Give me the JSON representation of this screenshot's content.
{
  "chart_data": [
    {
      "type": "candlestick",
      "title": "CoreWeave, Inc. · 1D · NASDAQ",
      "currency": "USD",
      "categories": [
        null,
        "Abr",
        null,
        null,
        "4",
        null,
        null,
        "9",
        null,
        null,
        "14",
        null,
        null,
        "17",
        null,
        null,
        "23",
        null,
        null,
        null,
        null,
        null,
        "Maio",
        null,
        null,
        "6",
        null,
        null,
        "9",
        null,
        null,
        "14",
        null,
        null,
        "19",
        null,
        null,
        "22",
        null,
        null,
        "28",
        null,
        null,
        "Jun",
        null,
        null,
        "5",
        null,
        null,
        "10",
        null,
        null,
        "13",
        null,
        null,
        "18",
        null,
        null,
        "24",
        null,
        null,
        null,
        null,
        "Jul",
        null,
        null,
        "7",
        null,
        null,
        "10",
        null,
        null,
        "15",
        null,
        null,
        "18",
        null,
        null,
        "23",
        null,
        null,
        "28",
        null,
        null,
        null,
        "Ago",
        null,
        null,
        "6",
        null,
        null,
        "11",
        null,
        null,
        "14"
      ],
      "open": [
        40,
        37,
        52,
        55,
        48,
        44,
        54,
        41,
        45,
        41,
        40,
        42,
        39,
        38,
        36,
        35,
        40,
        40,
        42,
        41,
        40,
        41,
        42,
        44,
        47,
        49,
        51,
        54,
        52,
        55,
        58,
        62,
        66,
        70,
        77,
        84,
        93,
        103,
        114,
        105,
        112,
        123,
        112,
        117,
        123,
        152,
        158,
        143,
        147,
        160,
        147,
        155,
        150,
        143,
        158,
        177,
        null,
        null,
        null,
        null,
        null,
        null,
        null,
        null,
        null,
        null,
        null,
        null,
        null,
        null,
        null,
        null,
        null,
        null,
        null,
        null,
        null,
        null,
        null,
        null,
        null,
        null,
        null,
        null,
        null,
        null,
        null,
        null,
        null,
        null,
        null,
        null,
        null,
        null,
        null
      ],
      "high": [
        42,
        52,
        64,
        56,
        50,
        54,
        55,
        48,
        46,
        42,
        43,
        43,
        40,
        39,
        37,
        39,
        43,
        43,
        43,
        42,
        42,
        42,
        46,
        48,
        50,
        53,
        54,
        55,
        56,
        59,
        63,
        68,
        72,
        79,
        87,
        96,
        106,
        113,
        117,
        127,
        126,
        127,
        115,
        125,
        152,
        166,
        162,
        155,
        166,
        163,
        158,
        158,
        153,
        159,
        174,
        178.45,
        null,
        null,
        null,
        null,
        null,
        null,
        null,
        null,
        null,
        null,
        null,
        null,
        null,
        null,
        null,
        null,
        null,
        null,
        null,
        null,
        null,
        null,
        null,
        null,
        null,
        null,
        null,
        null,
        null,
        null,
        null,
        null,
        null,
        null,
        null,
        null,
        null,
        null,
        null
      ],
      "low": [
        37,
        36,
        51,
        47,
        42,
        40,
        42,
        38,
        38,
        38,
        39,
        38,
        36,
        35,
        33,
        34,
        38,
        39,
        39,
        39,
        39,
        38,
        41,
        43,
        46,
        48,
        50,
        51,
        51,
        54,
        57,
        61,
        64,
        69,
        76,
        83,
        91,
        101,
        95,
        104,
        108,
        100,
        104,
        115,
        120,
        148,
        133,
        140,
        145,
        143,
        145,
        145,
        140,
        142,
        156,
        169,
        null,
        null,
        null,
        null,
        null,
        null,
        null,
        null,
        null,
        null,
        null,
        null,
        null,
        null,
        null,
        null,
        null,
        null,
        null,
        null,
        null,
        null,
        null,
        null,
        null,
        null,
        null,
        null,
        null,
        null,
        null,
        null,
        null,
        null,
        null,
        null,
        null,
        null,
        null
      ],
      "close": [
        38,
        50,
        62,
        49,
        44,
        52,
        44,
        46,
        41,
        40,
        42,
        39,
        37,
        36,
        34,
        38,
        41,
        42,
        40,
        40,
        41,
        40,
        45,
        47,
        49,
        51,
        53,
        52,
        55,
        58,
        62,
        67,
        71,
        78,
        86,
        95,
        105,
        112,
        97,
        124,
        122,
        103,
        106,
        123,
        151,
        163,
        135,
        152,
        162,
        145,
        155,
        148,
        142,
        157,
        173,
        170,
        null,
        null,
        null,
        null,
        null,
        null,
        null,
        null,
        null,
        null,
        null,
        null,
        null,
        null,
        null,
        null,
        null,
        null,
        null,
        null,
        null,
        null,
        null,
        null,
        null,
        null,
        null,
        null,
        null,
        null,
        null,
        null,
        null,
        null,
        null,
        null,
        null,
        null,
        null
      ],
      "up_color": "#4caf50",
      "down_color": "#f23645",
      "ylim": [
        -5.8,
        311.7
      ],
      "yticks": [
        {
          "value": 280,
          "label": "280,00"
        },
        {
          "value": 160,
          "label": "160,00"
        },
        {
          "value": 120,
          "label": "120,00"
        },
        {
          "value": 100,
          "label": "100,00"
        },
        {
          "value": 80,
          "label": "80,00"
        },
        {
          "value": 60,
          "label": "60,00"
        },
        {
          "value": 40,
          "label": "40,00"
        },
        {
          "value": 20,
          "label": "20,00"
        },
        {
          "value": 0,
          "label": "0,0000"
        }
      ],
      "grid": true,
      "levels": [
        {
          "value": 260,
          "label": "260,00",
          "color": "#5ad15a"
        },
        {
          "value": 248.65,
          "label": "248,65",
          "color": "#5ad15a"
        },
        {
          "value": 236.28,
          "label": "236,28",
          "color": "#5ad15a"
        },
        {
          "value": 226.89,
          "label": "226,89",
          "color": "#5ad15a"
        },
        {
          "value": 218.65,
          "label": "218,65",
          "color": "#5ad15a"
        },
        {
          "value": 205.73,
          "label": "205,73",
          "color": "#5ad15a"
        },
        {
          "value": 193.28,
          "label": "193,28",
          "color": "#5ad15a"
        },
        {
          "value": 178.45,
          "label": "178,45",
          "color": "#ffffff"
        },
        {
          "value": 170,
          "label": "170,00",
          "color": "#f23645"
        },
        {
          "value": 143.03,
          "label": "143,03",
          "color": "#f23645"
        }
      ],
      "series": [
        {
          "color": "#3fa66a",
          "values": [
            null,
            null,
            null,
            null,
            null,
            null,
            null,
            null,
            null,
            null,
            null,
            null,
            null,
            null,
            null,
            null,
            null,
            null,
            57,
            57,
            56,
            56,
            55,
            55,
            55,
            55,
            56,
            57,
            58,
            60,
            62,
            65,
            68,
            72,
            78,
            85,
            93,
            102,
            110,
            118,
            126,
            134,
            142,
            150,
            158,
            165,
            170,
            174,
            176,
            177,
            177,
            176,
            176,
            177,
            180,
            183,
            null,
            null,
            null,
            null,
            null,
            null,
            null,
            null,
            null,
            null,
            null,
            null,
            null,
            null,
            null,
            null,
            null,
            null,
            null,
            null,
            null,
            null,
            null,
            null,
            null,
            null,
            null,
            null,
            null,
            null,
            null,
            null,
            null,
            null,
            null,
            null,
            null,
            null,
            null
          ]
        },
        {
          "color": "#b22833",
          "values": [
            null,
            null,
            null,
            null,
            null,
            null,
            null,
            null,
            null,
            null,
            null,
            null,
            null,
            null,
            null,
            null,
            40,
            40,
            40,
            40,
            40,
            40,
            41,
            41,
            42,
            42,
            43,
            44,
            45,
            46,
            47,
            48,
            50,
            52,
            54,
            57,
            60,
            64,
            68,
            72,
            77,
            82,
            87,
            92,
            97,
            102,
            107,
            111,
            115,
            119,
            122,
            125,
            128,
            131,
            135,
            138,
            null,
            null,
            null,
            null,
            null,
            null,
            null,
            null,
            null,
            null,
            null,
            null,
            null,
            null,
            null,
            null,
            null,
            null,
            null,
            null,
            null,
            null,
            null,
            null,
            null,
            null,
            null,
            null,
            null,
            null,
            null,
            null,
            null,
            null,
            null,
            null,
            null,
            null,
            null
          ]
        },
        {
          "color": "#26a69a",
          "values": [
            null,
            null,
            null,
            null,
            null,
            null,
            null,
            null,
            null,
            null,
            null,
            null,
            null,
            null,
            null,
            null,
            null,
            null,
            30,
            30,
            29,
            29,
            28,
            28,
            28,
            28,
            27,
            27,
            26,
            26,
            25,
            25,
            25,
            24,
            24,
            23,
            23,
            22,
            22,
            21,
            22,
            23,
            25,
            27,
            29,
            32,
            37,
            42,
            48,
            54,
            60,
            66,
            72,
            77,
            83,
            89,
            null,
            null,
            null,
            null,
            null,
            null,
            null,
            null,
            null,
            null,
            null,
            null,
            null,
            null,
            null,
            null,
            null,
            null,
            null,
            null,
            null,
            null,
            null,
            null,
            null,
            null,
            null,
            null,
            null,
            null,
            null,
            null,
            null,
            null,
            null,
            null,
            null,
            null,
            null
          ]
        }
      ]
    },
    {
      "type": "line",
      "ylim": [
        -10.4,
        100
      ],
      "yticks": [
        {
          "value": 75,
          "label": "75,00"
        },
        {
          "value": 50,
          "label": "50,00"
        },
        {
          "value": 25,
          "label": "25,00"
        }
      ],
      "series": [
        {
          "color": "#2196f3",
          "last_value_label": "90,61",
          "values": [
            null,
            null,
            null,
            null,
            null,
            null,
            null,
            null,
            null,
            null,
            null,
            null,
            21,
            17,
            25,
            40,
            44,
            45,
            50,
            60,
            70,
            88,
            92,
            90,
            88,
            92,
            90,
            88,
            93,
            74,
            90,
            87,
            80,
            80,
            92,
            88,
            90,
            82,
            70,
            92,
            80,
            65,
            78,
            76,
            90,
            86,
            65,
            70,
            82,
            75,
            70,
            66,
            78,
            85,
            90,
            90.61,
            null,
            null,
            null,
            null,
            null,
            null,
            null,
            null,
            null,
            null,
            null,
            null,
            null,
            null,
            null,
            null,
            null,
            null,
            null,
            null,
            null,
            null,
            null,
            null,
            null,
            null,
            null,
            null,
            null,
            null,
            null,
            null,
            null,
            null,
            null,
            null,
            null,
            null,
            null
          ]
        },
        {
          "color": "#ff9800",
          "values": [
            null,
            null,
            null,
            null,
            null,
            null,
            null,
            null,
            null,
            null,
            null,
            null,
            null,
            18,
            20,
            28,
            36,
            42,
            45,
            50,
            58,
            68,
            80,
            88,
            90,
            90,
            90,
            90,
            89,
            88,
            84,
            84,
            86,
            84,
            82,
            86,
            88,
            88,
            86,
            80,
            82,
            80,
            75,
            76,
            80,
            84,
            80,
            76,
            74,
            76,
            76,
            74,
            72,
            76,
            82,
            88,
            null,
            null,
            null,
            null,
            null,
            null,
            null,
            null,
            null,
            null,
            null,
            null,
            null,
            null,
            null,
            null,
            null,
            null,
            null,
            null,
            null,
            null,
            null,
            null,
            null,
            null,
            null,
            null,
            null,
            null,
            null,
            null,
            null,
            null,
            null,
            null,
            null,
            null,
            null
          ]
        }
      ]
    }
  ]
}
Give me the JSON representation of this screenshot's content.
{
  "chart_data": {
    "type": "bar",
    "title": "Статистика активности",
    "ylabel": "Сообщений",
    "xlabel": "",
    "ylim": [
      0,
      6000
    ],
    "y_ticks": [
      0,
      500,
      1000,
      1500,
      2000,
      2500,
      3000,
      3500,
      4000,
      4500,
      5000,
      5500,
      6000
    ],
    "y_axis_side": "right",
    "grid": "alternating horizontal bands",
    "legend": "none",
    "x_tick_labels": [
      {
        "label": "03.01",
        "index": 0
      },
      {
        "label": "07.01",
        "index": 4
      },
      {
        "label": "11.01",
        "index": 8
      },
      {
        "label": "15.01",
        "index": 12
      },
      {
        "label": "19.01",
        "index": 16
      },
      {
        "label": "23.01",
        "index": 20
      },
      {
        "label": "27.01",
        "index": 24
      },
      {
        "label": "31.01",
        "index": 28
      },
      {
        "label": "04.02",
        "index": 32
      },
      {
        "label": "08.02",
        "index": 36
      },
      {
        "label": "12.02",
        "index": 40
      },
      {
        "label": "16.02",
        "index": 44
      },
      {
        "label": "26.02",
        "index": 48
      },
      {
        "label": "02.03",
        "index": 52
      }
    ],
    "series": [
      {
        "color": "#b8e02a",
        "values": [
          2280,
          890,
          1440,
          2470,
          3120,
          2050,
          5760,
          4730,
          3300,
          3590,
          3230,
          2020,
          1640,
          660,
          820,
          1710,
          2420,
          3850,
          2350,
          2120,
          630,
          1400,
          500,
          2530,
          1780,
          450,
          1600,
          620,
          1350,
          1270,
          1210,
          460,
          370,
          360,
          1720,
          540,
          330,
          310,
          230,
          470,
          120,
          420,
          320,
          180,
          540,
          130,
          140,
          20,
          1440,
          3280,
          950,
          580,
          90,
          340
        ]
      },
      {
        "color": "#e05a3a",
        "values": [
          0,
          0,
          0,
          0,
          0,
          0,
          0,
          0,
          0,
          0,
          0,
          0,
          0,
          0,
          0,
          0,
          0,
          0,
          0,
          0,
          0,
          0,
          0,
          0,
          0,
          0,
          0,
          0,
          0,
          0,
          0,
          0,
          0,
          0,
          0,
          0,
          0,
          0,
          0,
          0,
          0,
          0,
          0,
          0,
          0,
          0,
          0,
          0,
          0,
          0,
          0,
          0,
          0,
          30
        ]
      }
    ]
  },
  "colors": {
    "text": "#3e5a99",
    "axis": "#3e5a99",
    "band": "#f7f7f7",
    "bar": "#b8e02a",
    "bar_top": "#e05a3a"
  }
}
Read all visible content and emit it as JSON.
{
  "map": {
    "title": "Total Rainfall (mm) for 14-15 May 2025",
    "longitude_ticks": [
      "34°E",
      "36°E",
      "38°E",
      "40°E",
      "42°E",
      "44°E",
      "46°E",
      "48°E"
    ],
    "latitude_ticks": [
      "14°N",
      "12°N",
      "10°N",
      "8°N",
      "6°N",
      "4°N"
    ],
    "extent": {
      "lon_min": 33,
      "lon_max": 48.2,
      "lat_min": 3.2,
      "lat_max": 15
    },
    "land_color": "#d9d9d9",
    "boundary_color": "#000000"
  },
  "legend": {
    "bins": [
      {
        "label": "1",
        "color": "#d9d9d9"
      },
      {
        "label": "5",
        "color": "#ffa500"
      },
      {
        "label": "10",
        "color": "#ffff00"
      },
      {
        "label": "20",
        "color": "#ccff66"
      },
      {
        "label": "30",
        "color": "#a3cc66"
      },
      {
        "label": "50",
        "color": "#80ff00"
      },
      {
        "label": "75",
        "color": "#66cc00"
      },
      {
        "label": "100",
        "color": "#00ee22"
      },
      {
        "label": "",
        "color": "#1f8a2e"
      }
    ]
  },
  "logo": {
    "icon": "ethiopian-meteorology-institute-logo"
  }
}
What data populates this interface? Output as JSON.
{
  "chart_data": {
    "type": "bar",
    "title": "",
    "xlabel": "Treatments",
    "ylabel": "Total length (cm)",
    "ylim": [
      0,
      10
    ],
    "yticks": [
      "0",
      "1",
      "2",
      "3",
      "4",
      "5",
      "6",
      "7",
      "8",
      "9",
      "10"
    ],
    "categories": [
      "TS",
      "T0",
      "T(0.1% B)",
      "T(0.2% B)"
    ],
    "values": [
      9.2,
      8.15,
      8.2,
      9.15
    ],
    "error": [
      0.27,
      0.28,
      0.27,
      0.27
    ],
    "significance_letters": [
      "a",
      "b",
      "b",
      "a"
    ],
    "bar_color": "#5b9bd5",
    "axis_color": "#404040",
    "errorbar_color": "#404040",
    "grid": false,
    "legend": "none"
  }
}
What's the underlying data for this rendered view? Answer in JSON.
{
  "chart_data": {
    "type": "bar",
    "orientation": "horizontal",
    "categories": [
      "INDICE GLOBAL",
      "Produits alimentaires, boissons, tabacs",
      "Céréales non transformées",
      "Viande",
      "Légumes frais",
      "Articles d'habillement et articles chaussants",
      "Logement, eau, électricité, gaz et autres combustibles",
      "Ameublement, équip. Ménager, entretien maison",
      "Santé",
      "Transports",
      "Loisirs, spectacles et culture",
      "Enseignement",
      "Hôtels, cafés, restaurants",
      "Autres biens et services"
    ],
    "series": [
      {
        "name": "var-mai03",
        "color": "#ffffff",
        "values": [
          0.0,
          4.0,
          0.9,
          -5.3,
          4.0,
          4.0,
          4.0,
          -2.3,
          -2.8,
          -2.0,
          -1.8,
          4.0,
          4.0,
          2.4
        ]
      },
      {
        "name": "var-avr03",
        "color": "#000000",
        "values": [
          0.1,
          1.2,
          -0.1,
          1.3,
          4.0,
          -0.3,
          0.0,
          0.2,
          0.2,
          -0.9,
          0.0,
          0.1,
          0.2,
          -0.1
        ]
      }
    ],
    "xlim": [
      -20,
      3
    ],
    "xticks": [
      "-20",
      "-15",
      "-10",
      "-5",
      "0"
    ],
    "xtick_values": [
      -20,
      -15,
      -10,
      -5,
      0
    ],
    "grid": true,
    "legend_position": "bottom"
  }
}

YOUR OBJECTIVE: Filter the data, keeping only the lines that contain "title".

SOLUTION FOR THIS TASK:
      "title": "CoreWeave, Inc. · 1D · NASDAQ",
    "title": "Статистика активности",
    "title": "Total Rainfall (mm) for 14-15 May 2025",
    "title": "",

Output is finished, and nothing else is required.